* TEXT:
╭──

Next, we analyzed only the class 1 SNPs on the chromosome 3 since the X1 and X2 mutant strains were generated by using the third chromosome balancer (Figure 3B). As a general exercise, we did not begin our analysis by focusing on the third chromosome alone because this may not be applicable to other experimental settings. Considering just the third chromosome, there are 81 class 1 SNPs associating with 81 genes in X1, and 68 class 1 SNPs in 68 genes in X2. Of most interest are the eight genes that are commonly affected in both X1 and X2; i.e., the SNPs differ, but these SNPs associate with the same eight genes. Since the male-sterile phenotypes of X1 and X2 are presumably caused by two different SNPs affecting the same gene, we focused on these eight genes, which are Ank2, Hsromega, CG12069, prc, CG13826, Muc68Ca, Rgl, and sls (Figure 3C; Table 1). However, CG12069 has SNPs with scores of 102 in X1 and 66 in X2 (Table 1). The score of 66 can be considered significant and it is substantially higher than the scores for the other seven candidate genes which have scores ranging from 1 to 36 with the majority having scores less than 5 (Table 1). CG12069 was named as Pka-like in the Flybase because it encodes a protein with 51% amino acid identity to the adjacent Pka-C2 which encodes a cAMP-dependent protein kinase A catalytic subunit (Figure 4A).


Table 1. Gene candidates for X1 and X2.


Figure 4. The candidate gene mutated in X1 and X2 is CG12069/Pka-like. (A) Map of the CG12069/Pka-like region on chromosome 3R. The image is adapted from the FlyBase genome browser. The genomic location (26,520 k) is indicated in kilobase pairs. (B) Location of X1 and X2 SNPs. (C) Conserved domains in CG12069/Pka-like.

Validating X1 and X2 as Nonsense Alleles of CG12069

Further analysis of the two SNPs in CG12069 of X1 and X2 indicated that both of them are nonsense mutations causing pre-mature translational termination at different amino acid residues of the Pka-like protein. X1 contains a TGG/TGA SNP that converts the tryptophan (W) residue 308 to a stop codon whereas X2 contains a CAG/TAG SNP that converts the glutamine (Q) residue 9 to a stop codon (Figure 4B). X1 will make the first 308 out of 356 amino acids of Pka-like. However, the Pka-like function is likely diminished because the conserved region of Pka-like with Drosophila virilis extends beyond amino acid 308. Also, the conserved ATP-binding domain of Pka-like extends beyond amino acid 308 (Figure 4C). X2 will only make the first eight amino acids of Pka-like, but there is another in-frame ATG codon at amino acid 10 that, if it supports translation initiation, would make a functional protein. However, there is a poor match to the Kozak consensus sequence, 5′-ACC-ATG-G-3′, flanking the downstream ATG site, 5′-CAG-ATG-C-3′. Since a good match to the Kozak sequence is generally required for efficient translation, (Kozak, 1987) it is possible that the downstream ATG is not used for translation. We note that the correct translation start sequence, 5′-GCA-ATG-C-3′, has a slightly better match to the Kozak sequence.

╰──

* STORED DATA:
╭──

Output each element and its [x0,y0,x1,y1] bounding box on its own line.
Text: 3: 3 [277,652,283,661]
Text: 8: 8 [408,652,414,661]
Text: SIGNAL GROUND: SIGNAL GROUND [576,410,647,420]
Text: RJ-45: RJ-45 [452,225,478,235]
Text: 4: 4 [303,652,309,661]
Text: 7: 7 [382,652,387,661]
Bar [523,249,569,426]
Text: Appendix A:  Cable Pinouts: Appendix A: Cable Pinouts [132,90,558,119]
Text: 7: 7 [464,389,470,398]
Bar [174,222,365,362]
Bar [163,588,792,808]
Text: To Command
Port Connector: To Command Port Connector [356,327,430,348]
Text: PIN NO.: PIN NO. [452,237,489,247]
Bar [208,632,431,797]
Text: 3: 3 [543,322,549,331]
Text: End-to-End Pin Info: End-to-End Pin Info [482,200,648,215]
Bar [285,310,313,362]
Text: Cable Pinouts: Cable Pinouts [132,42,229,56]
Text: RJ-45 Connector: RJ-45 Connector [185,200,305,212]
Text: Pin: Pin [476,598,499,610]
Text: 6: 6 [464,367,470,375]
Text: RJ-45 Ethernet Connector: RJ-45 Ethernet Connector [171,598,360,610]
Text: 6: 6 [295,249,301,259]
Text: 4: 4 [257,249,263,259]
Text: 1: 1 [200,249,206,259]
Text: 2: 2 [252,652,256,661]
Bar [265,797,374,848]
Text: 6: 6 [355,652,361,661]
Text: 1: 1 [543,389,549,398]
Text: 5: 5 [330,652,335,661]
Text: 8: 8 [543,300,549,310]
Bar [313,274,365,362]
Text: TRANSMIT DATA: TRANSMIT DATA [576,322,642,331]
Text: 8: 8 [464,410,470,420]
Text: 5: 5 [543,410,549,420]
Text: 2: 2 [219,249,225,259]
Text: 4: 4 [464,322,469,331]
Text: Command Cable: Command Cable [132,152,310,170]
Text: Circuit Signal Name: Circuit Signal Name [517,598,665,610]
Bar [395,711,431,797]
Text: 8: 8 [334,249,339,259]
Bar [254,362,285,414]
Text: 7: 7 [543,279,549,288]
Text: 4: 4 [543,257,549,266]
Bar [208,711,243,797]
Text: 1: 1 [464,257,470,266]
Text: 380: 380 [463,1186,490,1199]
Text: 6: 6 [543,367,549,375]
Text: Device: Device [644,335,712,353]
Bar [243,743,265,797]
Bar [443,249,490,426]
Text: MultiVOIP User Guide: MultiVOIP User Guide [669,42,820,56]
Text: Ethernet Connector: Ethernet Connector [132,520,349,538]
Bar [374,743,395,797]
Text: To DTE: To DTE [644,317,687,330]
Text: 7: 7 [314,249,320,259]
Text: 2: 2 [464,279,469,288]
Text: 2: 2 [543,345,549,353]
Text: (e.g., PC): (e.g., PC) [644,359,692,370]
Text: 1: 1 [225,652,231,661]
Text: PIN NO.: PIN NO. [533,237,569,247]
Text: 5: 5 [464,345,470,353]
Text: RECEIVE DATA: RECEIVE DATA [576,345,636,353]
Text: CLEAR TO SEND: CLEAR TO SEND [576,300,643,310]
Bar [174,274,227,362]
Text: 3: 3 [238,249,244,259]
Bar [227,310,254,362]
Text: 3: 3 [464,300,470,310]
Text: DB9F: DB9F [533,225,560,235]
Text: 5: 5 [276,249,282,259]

╰──

* EXERCISE 1:
In the text on the X1 and X2 mutants, change "Pka-like" to "Pkal" wherever it occurs between "Table 1. Gene" and "domains in CG12069/Pka-like.", inclusive, and give that passage.
* EXERCISE 2:
Condense the paragraph of the text on the X1 and X2 mutants that opens with "Further analysis of the two SNPs" into a shorter version that keeps its main facts.
* EXERCISE 3:
Carry on writing the text on the X1 and X2 mutants from the point where it stops.

* WRITTEN REPLY 1:
Table 1. Gene candidates for X1 and X2.


Figure 4. The candidate gene mutated in X1 and X2 is CG12069/Pkal. (A) Map of the CG12069/Pkal region on chromosome 3R. The image is adapted from the FlyBase genome browser. The genomic location (26,520 k) is indicated in kilobase pairs. (B) Location of X1 and X2 SNPs. (C) Conserved domains in CG12069/Pkal.

* WRITTEN REPLY 2:
The SNPs in CG12069 in X1 and X2 are both nonsense mutations that end translation of the Pka-like protein early, at different residues. In X1, a TGG/TGA change turns tryptophan 308 into a stop codon. The resulting protein keeps 308 of 356 amino acids but likely has reduced function, because both the region conserved with Drosophila virilis and the ATP-binding domain extend past residue 308. In X2, a CAG/TAG change turns glutamine 9 into a stop codon, so only the first eight amino acids are made. An in-frame ATG at residue 10 could in principle produce a functional protein. However, its flanking sequence (5′-CAG-ATG-C-3′) matches the Kozak consensus (5′-ACC-ATG-G-3′) poorly, so it may not be used. The normal start sequence (5′-GCA-ATG-C-3′) matches slightly better.

* WRITTEN REPLY 3:
Since the male-sterile phenotypes of X1 and X2 homozygotes are nearly as strong as that of the males of the mutation over Df(3R)Exel7378 that deletes CG12069, it is likely that the pre-mature stop codon mutations in CG12069 are the causative loss-of-function mutations. To confirm this, we crossed X1 or X2 with chromosomal deletions that overlap with Df(3R)Exel7378. We found that the male-sterile phenotypes of X1 and X2 failed to complement Df(3R)Exel7378 (3R:26388946;26620677), but complemented Df(3R)BSC504 (3R:26253789;26512985) and Df(3R)Exel8194 (3R:26582117;26713967). These localize the genetic boundary of X1 and X2 to a 69,132-bp of DNA interval from 26,512,985 to 26,582,1174. The ~69 kb of DNA encodes 10 annotated genes, of which five are highly expressed in the testis, including CG12069. No SNPs were found in the remaining four candidate genes expressed in the testes (CG12066, CG31010, CG1340, CG15543), suggesting that CG12069 is a strong candidate gene for the sperm storage defects of X1 and X2.

To further confirm the SNPs identified by SnpEff and SnpSift, genomic DNA samples were isolated from X1 and X2 homozygous mutant males and regions containing exons were amplified by polymerase chain reaction (PCR), cloned into pGEMT (Promega), and sequenced by capillary DNA sequencing (Applied Biosystems, Inc.). Sequencing confirmed the presence of stop codon SNPs in CG12069 in both X1 and X2 at the expected locations. Thus, we conclude that the male-sterile alleles of X1 and X2 probably contain mutations in the CG12069 gene. Complete validation will require a CG12069 rescue transgene that is expressed in the male testes. However, phenotypic rescue of the male-sterile and sperm motility phenotypes of X1 and X2 is beyond the scope of this paper and will be presented elsewhere.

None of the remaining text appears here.